= WORK TO COMPLETE =
1 - According to the hydrogen tube trailer article below, what is the trailer's working pressure?
2 - Continue the hydrogen tube trailer article below, picking up after its last sentence.

= DOCUMENT EXTRACT =

H₂ STORAGE AND TRANSPORTATION APPLICATIONS 

Calvera Hydrogen develops H₂ transport tube trailer model for Shell Hydrogen

Calvera Hydrogen has developed a H₂ tube trailer model at its facilities in Zaragoza, Spain. The equipment is designed to transport 1 t (2,270 lb) of H₂ on U.S. roads and more than 1.3 t (2,870 lb) on EU roads (due to the different road weight regulations of each region), with a working pressure of 517 bar (7,500 psi). This makes it the highest-operating pressure tube trailer in the international market. It is made of state-of-the-art carbon fiber and is 45-ft long. This project has been developed for Shell Hydrogen and will be used to service Shell’s H₂ refueling stations globally. 

The companies have been working together for more than 2 yr on this project's engineering and technological development, which will take its first steps in the U.S. and Germany. Due to a framework agreement between the two companies, new units of this tube trailer model are being developed to cover the H₂ transport needs of Shell’s refueling stations in the U.S., Europe and the UK.

= INFORMATION SHOWN =
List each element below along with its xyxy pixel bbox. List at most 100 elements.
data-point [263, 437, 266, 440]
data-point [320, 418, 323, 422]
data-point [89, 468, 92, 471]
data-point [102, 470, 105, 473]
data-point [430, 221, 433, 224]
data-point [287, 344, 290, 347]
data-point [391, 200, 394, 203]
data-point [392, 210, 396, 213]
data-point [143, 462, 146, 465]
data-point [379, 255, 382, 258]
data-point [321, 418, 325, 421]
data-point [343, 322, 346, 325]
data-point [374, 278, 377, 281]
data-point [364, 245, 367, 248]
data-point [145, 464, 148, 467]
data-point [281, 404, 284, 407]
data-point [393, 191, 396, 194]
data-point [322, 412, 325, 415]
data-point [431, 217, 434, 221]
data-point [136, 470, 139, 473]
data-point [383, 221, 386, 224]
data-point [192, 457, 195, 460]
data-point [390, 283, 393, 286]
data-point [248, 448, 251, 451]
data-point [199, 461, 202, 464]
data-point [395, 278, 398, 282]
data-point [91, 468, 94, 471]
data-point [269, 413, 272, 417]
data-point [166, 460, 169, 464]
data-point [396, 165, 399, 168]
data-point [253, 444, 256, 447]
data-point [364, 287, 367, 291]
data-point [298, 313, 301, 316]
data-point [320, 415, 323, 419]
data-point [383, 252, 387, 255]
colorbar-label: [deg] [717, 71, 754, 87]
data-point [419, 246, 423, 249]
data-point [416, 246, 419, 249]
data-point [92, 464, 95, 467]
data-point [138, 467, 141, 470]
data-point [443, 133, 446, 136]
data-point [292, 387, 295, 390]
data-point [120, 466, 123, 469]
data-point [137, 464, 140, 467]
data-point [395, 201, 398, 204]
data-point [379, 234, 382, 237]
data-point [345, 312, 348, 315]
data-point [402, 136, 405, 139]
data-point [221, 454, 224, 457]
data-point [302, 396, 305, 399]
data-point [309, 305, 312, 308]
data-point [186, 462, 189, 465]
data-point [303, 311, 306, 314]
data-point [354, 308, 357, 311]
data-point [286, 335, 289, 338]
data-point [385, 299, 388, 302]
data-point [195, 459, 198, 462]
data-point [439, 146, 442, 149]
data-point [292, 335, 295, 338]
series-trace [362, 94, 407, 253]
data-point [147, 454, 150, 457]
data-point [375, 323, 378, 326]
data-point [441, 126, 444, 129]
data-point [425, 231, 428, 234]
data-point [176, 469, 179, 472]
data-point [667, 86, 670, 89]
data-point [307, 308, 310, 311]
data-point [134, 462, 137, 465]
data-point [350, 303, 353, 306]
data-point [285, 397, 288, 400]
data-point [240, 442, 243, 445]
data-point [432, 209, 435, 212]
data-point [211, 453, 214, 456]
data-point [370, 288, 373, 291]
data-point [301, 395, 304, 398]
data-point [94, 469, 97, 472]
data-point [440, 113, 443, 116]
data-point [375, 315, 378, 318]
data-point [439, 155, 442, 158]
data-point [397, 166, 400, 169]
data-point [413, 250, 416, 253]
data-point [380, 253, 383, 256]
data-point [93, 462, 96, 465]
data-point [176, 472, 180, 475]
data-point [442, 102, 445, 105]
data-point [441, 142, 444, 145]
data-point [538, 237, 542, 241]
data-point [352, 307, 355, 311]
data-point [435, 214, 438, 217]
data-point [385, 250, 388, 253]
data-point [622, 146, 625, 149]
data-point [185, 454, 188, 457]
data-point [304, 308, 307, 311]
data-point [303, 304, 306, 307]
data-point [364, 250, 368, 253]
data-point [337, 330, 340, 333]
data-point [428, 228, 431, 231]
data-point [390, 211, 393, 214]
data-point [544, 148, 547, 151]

---

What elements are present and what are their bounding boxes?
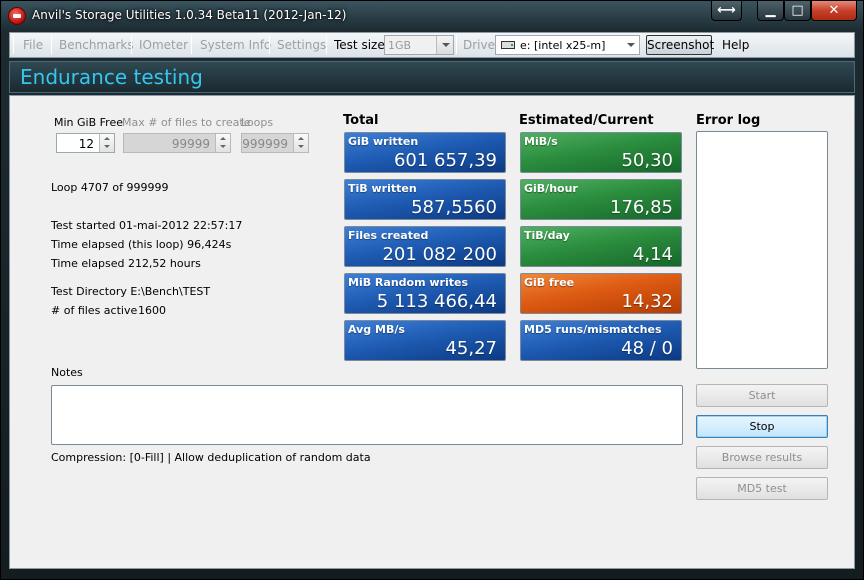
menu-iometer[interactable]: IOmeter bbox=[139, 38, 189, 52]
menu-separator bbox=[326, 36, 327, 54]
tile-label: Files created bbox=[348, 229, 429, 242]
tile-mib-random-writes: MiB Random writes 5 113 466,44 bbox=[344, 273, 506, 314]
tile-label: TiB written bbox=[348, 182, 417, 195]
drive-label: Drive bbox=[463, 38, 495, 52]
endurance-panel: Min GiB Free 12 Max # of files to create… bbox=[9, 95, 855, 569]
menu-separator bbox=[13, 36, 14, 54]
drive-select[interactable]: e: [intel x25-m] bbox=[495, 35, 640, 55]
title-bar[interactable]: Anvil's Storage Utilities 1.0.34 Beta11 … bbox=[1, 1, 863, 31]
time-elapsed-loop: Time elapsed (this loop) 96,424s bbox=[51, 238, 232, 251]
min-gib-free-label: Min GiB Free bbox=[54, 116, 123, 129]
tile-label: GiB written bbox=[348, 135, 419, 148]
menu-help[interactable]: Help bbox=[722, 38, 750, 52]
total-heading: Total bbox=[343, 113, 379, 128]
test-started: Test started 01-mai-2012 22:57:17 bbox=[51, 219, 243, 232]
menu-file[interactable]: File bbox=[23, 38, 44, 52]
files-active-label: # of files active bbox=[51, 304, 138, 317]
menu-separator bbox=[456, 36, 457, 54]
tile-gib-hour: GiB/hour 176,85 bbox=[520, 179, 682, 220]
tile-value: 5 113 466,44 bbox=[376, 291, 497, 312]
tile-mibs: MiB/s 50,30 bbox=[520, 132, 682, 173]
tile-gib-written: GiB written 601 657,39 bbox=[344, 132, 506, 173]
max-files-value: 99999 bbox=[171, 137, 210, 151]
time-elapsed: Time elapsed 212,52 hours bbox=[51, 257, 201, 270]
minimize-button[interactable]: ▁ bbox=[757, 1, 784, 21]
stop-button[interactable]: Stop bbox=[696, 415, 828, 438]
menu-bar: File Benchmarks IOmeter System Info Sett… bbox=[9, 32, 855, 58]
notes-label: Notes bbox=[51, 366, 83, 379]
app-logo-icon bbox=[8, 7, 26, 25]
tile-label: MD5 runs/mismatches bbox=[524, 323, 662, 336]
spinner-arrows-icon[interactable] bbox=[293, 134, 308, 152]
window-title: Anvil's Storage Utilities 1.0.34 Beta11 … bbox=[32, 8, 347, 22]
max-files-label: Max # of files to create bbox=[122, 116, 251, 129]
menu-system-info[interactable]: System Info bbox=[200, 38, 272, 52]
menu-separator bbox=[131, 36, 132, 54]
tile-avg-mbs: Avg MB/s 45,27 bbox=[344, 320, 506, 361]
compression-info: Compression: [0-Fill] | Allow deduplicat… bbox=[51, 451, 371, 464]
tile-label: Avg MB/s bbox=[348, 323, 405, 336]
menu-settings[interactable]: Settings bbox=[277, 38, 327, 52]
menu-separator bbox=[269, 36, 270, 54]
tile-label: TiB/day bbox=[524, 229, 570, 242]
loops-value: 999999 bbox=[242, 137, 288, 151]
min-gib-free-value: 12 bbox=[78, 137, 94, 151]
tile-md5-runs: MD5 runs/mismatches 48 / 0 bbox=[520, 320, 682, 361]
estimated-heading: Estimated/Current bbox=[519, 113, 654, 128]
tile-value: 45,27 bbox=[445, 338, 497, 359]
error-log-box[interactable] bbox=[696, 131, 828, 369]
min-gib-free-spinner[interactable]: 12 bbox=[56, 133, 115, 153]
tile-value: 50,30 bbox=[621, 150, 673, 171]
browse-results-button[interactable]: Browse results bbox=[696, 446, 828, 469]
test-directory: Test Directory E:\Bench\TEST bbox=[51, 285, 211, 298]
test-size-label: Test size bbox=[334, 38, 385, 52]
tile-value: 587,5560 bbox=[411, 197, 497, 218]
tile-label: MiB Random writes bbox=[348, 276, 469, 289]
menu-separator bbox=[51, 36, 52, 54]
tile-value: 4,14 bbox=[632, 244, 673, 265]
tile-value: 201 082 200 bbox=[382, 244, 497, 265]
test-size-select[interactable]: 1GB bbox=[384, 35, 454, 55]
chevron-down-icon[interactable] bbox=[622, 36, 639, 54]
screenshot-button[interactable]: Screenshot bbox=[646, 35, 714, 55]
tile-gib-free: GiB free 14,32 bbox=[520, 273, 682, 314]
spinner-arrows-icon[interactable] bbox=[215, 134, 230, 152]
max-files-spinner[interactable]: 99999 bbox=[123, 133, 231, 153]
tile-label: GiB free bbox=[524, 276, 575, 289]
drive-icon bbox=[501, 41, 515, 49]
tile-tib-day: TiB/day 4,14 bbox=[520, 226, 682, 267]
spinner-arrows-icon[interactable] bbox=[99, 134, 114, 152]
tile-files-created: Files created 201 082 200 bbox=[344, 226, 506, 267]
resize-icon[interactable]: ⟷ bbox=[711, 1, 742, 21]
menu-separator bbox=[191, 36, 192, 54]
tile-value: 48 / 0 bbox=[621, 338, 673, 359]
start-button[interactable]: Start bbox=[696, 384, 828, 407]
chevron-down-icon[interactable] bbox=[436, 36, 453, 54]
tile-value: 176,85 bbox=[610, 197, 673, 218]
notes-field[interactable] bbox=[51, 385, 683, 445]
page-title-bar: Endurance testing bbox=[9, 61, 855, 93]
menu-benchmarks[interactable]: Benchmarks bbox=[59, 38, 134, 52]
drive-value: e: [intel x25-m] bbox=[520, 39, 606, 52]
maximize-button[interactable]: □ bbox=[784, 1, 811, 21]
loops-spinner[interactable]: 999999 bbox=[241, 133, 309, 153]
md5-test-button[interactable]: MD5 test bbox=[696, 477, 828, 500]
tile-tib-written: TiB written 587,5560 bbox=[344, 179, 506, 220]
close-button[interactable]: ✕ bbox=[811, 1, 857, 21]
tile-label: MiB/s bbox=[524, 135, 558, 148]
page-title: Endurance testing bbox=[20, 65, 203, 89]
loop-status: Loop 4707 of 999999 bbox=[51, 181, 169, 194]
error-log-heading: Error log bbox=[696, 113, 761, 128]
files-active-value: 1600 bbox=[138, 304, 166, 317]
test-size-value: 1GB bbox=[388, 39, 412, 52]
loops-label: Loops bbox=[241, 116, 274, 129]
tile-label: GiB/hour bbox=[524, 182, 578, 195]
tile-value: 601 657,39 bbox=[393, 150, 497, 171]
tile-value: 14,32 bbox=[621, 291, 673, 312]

= FINAL ANSWERS =
1 - 517 bar (7,500 psi).

2 -
The equipment is designed to optimize the capacity and pressure of the stored H₂ and achieve maximum efficiency and cost savings in the dispatch of H₂ in the H₂ refueling stations. The tube trailer actuates through automatic valves at different pressure stages and performs the dual function of mobile and fixed smart storage. 

This project stands out for the innovation and complexity of its design and has been conceived under the highest safety standards. It has a differential feature that makes it unique since it is approved to comply with regulations in the U.S. and Europe, which has been a challenge in the design and regulatory processes for its approval.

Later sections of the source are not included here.